## What you need to do
Give the material again in full, matching it exactly.

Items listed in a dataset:
· · · · · · ·
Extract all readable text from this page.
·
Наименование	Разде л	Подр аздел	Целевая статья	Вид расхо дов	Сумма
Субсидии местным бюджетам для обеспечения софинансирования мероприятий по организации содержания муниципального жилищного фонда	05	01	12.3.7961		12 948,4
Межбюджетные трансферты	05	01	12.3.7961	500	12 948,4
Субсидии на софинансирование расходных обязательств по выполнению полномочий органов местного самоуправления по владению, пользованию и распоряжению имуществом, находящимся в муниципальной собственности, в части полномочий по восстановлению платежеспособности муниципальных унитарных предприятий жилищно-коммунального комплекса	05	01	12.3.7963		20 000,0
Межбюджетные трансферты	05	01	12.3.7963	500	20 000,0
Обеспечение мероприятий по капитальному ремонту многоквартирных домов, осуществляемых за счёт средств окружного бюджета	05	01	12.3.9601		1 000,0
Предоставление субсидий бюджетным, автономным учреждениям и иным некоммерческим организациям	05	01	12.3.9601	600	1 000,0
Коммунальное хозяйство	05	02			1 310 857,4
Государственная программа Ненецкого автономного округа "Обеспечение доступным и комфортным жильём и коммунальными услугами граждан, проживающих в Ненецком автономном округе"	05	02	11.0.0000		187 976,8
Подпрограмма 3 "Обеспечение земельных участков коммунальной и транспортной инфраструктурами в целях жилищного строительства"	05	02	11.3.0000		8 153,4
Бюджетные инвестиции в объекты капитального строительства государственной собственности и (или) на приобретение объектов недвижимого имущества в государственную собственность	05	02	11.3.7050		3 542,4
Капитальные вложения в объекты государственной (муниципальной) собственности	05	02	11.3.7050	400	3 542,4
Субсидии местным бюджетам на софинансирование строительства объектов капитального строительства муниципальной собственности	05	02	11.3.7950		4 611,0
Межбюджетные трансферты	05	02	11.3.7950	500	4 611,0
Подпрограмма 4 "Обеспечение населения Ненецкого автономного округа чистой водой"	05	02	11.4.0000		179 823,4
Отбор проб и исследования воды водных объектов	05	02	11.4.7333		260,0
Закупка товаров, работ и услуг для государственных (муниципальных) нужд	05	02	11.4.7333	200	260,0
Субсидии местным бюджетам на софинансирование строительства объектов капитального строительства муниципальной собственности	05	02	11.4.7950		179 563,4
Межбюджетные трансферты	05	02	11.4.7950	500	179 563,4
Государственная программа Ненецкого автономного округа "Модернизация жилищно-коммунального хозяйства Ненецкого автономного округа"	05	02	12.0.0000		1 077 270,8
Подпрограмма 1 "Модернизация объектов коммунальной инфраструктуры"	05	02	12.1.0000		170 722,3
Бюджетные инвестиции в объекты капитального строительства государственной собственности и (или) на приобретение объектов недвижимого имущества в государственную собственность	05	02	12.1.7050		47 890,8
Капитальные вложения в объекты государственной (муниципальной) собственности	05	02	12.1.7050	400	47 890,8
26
· · · · · · ·
## Solution to this exercise
Extract all readable text from this page.
·
Наименование	Разде л	Подр аздел	Целевая статья	Вид расхо дов	Сумма
Субсидии местным бюджетам для обеспечения софинансирования мероприятий по организации содержания муниципального жилищного фонда	05	01	12.3.7961		12 948,4
Межбюджетные трансферты	05	01	12.3.7961	500	12 948,4
Субсидии на софинансирование расходных обязательств по выполнению полномочий органов местного самоуправления по владению, пользованию и распоряжению имуществом, находящимся в муниципальной собственности, в части полномочий по восстановлению платежеспособности муниципальных унитарных предприятий жилищно-коммунального комплекса	05	01	12.3.7963		20 000,0
Межбюджетные трансферты	05	01	12.3.7963	500	20 000,0
Обеспечение мероприятий по капитальному ремонту многоквартирных домов, осуществляемых за счёт средств окружного бюджета	05	01	12.3.9601		1 000,0
Предоставление субсидий бюджетным, автономным учреждениям и иным некоммерческим организациям	05	01	12.3.9601	600	1 000,0
Коммунальное хозяйство	05	02			1 310 857,4
Государственная программа Ненецкого автономного округа "Обеспечение доступным и комфортным жильём и коммунальными услугами граждан, проживающих в Ненецком автономном округе"	05	02	11.0.0000		187 976,8
Подпрограмма 3 "Обеспечение земельных участков коммунальной и транспортной инфраструктурами в целях жилищного строительства"	05	02	11.3.0000		8 153,4
Бюджетные инвестиции в объекты капитального строительства государственной собственности и (или) на приобретение объектов недвижимого имущества в государственную собственность	05	02	11.3.7050		3 542,4
Капитальные вложения в объекты государственной (муниципальной) собственности	05	02	11.3.7050	400	3 542,4
Субсидии местным бюджетам на софинансирование строительства объектов капитального строительства муниципальной собственности	05	02	11.3.7950		4 611,0
Межбюджетные трансферты	05	02	11.3.7950	500	4 611,0
Подпрограмма 4 "Обеспечение населения Ненецкого автономного округа чистой водой"	05	02	11.4.0000		179 823,4
Отбор проб и исследования воды водных объектов	05	02	11.4.7333		260,0
Закупка товаров, работ и услуг для государственных (муниципальных) нужд	05	02	11.4.7333	200	260,0
Субсидии местным бюджетам на софинансирование строительства объектов капитального строительства муниципальной собственности	05	02	11.4.7950		179 563,4
Межбюджетные трансферты	05	02	11.4.7950	500	179 563,4
Государственная программа Ненецкого автономного округа "Модернизация жилищно-коммунального хозяйства Ненецкого автономного округа"	05	02	12.0.0000		1 077 270,8
Подпрограмма 1 "Модернизация объектов коммунальной инфраструктуры"	05	02	12.1.0000		170 722,3
Бюджетные инвестиции в объекты капитального строительства государственной собственности и (или) на приобретение объектов недвижимого имущества в государственную собственность	05	02	12.1.7050		47 890,8
Капитальные вложения в объекты государственной (муниципальной) собственности	05	02	12.1.7050	400	47 890,8
26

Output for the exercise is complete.